DIRECTION >> Tally how many lines hold the string "peak". Your reply should be that number alone.

RECORD EXCERPTS >>

◇ ◇ ◇ ◇ ◇

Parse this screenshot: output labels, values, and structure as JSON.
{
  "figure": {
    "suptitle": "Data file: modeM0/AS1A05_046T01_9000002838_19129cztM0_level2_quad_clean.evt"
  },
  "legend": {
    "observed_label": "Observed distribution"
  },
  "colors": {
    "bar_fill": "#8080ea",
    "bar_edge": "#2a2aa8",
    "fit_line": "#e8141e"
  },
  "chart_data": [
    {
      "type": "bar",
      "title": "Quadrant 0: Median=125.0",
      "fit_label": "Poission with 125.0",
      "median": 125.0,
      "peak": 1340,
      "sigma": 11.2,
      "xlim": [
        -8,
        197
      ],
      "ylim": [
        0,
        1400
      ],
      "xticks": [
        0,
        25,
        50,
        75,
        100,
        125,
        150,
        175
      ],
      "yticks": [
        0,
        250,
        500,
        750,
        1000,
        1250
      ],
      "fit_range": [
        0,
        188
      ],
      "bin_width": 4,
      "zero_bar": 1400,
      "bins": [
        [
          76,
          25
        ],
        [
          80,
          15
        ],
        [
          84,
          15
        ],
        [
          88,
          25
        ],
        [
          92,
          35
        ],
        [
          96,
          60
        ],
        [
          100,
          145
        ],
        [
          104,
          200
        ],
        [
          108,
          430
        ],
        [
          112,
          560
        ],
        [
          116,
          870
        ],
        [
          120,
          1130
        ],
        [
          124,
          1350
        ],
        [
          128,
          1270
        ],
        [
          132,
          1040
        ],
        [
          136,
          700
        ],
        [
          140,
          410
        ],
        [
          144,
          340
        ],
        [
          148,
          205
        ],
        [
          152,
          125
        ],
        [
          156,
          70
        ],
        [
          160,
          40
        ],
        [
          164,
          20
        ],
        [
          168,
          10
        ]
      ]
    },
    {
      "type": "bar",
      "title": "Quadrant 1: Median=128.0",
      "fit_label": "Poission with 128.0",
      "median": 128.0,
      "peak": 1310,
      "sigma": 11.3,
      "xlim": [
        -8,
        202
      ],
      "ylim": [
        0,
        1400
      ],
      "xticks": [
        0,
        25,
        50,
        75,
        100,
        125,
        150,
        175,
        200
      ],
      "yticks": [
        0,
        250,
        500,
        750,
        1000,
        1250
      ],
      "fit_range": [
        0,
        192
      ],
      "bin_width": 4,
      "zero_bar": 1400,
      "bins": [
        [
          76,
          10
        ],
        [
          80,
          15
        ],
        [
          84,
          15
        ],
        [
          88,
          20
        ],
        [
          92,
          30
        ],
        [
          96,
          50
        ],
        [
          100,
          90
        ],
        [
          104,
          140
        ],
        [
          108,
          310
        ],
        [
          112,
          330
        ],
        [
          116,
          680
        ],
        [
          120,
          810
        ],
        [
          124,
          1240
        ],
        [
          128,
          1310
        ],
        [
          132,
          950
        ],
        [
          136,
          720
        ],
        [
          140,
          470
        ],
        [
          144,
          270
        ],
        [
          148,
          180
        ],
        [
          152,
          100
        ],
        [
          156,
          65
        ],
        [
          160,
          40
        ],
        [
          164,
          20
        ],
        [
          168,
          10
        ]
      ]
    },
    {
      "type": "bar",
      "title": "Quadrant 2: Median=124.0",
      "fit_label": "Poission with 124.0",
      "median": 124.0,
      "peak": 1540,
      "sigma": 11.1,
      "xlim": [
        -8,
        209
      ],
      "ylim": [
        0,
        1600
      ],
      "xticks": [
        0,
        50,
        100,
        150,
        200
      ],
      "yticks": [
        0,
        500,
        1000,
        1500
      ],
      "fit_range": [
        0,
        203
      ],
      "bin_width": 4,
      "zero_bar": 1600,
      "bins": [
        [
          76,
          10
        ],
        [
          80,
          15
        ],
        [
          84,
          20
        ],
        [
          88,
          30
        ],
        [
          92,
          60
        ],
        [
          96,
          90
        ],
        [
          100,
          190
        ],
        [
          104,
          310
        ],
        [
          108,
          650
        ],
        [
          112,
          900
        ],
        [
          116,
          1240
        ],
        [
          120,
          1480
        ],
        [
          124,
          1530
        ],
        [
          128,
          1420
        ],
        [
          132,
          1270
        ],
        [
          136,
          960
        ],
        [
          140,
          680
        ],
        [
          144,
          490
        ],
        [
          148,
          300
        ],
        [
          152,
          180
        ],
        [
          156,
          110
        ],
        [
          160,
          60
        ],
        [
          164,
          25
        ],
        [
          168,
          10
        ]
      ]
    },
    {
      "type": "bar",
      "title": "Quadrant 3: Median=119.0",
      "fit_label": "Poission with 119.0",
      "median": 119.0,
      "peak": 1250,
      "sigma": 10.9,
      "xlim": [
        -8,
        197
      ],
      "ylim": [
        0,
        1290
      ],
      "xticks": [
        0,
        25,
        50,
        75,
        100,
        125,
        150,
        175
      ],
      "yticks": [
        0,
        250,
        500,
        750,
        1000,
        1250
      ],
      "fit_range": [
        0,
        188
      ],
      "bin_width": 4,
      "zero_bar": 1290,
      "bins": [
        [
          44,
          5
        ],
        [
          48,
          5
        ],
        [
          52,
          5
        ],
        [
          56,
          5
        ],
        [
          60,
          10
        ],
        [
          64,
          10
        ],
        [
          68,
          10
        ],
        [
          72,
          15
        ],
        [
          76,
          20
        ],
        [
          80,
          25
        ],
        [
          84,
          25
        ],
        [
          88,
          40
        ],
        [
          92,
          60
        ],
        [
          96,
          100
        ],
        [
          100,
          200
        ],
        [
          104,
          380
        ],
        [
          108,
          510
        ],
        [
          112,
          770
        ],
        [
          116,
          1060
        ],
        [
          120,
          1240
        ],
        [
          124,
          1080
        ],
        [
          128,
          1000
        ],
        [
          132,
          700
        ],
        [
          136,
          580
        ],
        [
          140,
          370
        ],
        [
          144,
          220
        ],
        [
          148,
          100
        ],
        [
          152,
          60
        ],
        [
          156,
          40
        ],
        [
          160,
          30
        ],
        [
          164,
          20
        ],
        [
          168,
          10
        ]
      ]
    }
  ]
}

◇ ◇ ◇ ◇ ◇

RESULT OF THIS EXERCISE >> 4